WHAT IS BEING ASKED
Set down each record exactly as written.

INPUT MATERIAL
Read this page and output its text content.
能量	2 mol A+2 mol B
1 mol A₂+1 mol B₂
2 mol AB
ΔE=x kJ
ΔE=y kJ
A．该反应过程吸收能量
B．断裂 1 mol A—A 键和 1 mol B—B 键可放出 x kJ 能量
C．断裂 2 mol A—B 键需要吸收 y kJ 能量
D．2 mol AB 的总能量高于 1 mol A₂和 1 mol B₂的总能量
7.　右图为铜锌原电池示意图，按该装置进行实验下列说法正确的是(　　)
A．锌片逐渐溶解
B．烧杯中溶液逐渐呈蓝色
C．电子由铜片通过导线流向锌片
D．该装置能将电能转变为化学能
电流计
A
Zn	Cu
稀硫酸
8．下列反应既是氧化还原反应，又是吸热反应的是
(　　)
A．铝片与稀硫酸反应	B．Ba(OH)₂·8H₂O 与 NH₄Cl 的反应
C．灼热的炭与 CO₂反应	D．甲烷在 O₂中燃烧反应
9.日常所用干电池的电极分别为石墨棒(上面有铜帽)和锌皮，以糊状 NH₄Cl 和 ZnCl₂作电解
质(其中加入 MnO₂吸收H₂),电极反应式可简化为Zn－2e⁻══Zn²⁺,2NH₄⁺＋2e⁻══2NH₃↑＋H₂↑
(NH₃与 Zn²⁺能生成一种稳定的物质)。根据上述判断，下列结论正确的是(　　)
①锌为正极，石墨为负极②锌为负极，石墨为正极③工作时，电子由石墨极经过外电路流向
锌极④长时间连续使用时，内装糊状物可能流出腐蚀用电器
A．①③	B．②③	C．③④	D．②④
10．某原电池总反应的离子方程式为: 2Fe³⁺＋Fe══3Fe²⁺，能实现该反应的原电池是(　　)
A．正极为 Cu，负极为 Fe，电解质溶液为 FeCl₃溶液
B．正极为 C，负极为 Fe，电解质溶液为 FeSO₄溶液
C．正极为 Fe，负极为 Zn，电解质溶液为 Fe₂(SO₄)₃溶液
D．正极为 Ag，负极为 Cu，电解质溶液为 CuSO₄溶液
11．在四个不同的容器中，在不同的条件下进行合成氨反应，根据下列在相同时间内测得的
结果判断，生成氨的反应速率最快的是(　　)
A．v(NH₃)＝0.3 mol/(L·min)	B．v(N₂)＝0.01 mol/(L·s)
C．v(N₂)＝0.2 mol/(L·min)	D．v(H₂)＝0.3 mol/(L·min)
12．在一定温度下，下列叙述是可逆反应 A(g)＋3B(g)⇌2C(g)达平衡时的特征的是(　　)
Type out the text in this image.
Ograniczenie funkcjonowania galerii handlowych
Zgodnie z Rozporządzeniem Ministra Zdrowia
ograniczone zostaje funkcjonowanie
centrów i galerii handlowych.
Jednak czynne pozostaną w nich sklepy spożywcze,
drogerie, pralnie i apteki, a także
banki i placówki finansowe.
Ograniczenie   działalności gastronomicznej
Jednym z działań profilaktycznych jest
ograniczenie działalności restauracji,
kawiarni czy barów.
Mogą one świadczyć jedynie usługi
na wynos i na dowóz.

EXERCISE OUTPUT
Read this page and output its text content.
能量	2 mol A+2 mol B
1 mol A₂+1 mol B₂
2 mol AB
ΔE=x kJ
ΔE=y kJ
A．该反应过程吸收能量
B．断裂 1 mol A—A 键和 1 mol B—B 键可放出 x kJ 能量
C．断裂 2 mol A—B 键需要吸收 y kJ 能量
D．2 mol AB 的总能量高于 1 mol A₂和 1 mol B₂的总能量
7.　右图为铜锌原电池示意图，按该装置进行实验下列说法正确的是(　　)
A．锌片逐渐溶解
B．烧杯中溶液逐渐呈蓝色
C．电子由铜片通过导线流向锌片
D．该装置能将电能转变为化学能
电流计
A
Zn	Cu
稀硫酸
8．下列反应既是氧化还原反应，又是吸热反应的是
(　　)
A．铝片与稀硫酸反应	B．Ba(OH)₂·8H₂O 与 NH₄Cl 的反应
C．灼热的炭与 CO₂反应	D．甲烷在 O₂中燃烧反应
9.日常所用干电池的电极分别为石墨棒(上面有铜帽)和锌皮，以糊状 NH₄Cl 和 ZnCl₂作电解
质(其中加入 MnO₂吸收H₂),电极反应式可简化为Zn－2e⁻══Zn²⁺,2NH₄⁺＋2e⁻══2NH₃↑＋H₂↑
(NH₃与 Zn²⁺能生成一种稳定的物质)。根据上述判断，下列结论正确的是(　　)
①锌为正极，石墨为负极②锌为负极，石墨为正极③工作时，电子由石墨极经过外电路流向
锌极④长时间连续使用时，内装糊状物可能流出腐蚀用电器
A．①③	B．②③	C．③④	D．②④
10．某原电池总反应的离子方程式为: 2Fe³⁺＋Fe══3Fe²⁺，能实现该反应的原电池是(　　)
A．正极为 Cu，负极为 Fe，电解质溶液为 FeCl₃溶液
B．正极为 C，负极为 Fe，电解质溶液为 FeSO₄溶液
C．正极为 Fe，负极为 Zn，电解质溶液为 Fe₂(SO₄)₃溶液
D．正极为 Ag，负极为 Cu，电解质溶液为 CuSO₄溶液
11．在四个不同的容器中，在不同的条件下进行合成氨反应，根据下列在相同时间内测得的
结果判断，生成氨的反应速率最快的是(　　)
A．v(NH₃)＝0.3 mol/(L·min)	B．v(N₂)＝0.01 mol/(L·s)
C．v(N₂)＝0.2 mol/(L·min)	D．v(H₂)＝0.3 mol/(L·min)
12．在一定温度下，下列叙述是可逆反应 A(g)＋3B(g)⇌2C(g)达平衡时的特征的是(　　)
Type out the text in this image.
Ograniczenie funkcjonowania galerii handlowych
Zgodnie z Rozporządzeniem Ministra Zdrowia
ograniczone zostaje funkcjonowanie
centrów i galerii handlowych.
Jednak czynne pozostaną w nich sklepy spożywcze,
drogerie, pralnie i apteki, a także
banki i placówki finansowe.
Ograniczenie   działalności gastronomicznej
Jednym z działań profilaktycznych jest
ograniczenie działalności restauracji,
kawiarni czy barów.
Mogą one świadczyć jedynie usługi
na wynos i na dowóz.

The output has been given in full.